TASK GOAL:
Look through the listing below and give the number of lines that hold "results". Say nothing more.

Dataset items

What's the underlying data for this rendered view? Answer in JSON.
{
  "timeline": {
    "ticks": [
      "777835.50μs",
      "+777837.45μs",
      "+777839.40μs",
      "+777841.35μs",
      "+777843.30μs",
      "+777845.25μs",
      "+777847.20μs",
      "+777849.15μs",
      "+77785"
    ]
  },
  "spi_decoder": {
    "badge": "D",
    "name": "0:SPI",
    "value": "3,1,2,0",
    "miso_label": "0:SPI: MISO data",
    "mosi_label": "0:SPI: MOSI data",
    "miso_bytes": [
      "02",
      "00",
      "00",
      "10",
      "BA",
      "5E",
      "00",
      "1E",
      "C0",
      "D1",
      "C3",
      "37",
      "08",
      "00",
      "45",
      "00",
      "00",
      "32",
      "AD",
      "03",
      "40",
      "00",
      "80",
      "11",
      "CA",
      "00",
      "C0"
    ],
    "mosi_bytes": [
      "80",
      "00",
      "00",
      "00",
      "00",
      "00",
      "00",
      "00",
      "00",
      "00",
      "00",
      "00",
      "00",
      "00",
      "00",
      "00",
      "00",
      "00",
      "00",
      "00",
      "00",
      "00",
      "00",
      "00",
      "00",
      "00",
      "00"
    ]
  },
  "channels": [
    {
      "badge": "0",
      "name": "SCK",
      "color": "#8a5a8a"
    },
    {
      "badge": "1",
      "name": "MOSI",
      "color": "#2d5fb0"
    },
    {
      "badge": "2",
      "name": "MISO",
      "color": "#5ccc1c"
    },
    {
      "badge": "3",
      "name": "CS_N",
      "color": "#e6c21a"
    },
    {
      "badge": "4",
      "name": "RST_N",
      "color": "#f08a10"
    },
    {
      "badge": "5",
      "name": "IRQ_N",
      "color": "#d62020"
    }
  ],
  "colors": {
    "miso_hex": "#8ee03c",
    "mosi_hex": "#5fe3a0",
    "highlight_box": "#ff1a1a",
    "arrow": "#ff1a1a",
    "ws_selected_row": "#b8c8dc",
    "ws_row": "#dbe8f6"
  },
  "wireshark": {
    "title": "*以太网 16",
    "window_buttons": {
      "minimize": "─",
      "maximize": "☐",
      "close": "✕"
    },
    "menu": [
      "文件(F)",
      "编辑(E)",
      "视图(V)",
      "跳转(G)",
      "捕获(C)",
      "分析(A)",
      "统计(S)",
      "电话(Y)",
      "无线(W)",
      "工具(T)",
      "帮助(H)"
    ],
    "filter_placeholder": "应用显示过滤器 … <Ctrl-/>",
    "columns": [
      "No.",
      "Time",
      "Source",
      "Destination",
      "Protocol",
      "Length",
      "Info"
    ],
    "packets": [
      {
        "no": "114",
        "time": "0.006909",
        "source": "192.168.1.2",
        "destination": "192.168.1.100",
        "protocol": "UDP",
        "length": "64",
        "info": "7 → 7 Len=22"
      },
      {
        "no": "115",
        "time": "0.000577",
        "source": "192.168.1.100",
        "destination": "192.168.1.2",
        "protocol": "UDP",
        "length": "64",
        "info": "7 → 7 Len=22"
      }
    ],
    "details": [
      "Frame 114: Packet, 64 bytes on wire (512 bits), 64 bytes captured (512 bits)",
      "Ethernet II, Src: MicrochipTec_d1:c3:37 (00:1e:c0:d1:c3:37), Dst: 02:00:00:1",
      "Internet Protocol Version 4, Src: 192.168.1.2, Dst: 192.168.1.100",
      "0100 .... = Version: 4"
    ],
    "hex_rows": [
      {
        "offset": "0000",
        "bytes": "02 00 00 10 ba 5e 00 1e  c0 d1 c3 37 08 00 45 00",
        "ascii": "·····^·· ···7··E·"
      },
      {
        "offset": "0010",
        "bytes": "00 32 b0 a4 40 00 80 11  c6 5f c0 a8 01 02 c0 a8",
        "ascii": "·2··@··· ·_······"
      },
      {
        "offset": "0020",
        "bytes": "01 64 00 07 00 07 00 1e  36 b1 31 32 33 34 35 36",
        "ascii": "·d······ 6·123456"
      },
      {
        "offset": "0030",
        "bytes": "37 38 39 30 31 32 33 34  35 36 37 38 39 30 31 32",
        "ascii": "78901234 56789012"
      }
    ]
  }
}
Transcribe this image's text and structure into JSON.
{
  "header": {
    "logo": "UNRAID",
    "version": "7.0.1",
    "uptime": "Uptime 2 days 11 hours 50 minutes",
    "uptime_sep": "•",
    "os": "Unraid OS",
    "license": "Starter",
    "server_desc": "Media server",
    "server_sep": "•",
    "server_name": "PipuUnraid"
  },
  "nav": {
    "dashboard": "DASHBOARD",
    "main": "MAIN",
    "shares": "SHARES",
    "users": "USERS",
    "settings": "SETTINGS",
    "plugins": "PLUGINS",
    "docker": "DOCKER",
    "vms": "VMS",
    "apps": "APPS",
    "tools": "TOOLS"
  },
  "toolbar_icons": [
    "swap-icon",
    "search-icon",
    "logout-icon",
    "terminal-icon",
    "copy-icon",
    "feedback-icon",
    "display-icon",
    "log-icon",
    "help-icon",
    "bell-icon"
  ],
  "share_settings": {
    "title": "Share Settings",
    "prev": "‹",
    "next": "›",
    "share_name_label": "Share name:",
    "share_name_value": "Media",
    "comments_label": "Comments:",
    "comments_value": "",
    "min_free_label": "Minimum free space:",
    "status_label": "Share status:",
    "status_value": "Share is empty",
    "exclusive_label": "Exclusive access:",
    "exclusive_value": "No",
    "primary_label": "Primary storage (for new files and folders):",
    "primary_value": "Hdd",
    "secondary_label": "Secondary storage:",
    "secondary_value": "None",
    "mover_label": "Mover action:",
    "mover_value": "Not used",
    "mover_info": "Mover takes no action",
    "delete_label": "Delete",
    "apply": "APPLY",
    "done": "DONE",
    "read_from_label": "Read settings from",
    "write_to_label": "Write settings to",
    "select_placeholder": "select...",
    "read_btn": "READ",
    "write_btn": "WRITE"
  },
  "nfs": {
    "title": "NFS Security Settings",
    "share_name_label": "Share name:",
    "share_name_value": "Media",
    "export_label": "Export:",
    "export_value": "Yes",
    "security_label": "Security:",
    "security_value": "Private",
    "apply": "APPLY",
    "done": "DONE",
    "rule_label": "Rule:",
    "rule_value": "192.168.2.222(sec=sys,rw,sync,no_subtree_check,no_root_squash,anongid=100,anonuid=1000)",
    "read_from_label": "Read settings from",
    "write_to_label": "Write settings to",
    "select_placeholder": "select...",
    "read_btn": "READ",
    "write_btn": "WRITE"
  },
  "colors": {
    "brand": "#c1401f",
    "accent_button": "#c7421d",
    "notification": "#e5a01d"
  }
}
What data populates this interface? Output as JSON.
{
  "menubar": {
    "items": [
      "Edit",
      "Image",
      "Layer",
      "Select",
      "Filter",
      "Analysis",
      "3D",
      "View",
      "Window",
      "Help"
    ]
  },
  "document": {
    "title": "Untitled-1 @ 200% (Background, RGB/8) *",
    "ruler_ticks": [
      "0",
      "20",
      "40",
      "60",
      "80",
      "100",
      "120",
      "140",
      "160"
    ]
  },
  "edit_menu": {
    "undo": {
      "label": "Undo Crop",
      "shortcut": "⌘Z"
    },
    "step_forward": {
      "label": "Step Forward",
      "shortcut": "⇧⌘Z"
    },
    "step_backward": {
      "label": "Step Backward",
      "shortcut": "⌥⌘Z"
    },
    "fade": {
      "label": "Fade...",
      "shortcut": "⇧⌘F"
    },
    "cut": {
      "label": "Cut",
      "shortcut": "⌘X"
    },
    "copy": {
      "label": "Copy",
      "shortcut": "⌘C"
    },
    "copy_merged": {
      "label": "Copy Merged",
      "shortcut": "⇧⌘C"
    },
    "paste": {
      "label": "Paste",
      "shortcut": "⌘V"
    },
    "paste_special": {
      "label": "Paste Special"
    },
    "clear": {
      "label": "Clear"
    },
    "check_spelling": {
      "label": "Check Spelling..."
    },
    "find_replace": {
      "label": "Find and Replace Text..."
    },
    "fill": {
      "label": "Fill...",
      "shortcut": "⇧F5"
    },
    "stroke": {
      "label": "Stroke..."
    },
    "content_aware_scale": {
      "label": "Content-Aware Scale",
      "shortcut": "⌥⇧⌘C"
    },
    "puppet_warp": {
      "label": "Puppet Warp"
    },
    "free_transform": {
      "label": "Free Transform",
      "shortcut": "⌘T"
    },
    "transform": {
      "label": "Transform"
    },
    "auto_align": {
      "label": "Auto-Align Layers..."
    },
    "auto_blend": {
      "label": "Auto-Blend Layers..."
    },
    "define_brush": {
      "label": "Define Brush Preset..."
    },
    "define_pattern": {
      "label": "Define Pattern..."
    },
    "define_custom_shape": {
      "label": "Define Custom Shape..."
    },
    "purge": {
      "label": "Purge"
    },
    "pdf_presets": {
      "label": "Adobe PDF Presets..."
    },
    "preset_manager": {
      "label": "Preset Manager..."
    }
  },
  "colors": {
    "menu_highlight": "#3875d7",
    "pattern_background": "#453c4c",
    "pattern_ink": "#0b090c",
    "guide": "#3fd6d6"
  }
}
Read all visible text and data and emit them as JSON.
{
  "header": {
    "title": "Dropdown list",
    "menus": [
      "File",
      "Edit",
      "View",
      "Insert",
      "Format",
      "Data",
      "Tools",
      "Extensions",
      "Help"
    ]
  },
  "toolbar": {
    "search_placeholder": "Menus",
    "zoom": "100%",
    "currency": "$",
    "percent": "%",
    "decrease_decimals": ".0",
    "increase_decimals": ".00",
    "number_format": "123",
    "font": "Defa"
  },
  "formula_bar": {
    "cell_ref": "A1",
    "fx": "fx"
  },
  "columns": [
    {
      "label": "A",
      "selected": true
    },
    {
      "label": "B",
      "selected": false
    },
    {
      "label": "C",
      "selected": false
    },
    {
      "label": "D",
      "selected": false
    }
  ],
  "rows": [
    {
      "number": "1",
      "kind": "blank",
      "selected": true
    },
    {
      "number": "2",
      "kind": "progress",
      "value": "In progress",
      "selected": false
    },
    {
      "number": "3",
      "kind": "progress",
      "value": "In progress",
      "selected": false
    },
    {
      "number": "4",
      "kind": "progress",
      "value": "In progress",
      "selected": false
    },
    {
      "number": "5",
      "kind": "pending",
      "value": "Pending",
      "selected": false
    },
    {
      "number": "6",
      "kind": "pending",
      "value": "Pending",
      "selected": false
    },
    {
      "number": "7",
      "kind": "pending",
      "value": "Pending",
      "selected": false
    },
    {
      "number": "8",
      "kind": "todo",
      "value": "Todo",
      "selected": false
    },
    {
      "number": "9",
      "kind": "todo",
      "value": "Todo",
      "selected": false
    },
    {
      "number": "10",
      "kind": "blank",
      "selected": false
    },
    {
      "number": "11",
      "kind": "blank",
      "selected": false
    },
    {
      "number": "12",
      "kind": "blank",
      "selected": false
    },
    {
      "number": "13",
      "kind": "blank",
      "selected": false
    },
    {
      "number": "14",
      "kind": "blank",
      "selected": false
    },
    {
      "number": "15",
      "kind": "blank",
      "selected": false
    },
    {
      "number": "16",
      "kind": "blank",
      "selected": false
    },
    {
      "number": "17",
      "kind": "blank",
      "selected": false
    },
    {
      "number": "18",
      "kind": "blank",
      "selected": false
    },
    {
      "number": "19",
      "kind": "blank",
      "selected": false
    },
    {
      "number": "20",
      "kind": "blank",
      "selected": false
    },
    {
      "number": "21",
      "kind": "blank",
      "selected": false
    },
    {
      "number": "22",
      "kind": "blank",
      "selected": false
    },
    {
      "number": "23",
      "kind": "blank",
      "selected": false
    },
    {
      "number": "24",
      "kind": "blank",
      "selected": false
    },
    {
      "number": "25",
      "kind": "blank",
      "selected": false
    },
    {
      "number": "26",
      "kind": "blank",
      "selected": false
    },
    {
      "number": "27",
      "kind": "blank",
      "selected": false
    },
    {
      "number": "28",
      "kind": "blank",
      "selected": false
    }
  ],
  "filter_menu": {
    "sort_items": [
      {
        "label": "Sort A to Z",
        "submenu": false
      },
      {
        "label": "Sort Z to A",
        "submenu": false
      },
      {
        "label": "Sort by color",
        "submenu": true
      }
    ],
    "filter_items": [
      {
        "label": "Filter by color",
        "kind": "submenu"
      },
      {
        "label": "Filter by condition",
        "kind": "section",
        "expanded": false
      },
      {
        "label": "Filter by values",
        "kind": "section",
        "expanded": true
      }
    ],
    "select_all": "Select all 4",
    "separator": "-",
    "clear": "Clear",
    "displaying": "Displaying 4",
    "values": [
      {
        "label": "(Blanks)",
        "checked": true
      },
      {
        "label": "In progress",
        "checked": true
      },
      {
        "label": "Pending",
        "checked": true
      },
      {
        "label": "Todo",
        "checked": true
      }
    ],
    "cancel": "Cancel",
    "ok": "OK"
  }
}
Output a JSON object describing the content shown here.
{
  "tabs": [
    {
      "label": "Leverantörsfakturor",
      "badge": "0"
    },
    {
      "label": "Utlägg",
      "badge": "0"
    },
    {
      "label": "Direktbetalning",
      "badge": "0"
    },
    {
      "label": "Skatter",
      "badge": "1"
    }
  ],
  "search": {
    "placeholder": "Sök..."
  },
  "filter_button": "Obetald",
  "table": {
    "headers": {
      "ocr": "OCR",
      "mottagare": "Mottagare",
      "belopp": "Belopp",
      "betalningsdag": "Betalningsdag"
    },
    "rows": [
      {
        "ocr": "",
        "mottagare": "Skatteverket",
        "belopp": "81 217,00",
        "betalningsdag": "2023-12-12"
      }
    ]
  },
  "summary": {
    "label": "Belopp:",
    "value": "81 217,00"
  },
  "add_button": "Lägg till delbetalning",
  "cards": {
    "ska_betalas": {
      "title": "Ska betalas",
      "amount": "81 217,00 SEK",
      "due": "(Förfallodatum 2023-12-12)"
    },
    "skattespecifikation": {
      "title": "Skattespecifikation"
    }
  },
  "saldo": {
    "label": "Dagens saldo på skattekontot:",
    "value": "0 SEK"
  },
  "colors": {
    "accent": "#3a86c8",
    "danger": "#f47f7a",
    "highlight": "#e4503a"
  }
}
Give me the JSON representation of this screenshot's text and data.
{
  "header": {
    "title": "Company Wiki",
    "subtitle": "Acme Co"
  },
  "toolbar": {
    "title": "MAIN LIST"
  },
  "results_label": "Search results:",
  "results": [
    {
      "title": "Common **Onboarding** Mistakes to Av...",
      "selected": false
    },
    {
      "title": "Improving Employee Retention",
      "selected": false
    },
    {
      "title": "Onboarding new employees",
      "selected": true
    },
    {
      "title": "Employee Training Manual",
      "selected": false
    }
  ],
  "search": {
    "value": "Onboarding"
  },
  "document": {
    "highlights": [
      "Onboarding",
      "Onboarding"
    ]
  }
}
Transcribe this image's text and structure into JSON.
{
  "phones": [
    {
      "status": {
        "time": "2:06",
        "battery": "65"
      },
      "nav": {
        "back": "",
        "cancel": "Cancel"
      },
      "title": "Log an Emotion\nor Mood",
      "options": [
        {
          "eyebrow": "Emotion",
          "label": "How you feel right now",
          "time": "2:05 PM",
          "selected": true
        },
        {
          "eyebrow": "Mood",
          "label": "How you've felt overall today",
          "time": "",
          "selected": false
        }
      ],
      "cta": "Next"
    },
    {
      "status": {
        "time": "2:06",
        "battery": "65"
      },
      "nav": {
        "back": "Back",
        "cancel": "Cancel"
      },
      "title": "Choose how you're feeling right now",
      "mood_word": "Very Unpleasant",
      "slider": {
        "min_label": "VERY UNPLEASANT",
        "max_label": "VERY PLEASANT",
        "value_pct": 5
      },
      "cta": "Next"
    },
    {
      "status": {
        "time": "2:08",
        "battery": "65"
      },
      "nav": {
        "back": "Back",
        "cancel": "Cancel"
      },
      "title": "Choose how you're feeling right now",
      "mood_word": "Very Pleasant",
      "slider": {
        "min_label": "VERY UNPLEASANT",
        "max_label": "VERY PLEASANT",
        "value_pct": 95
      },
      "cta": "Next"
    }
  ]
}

RESULT OF THIS TASK:
2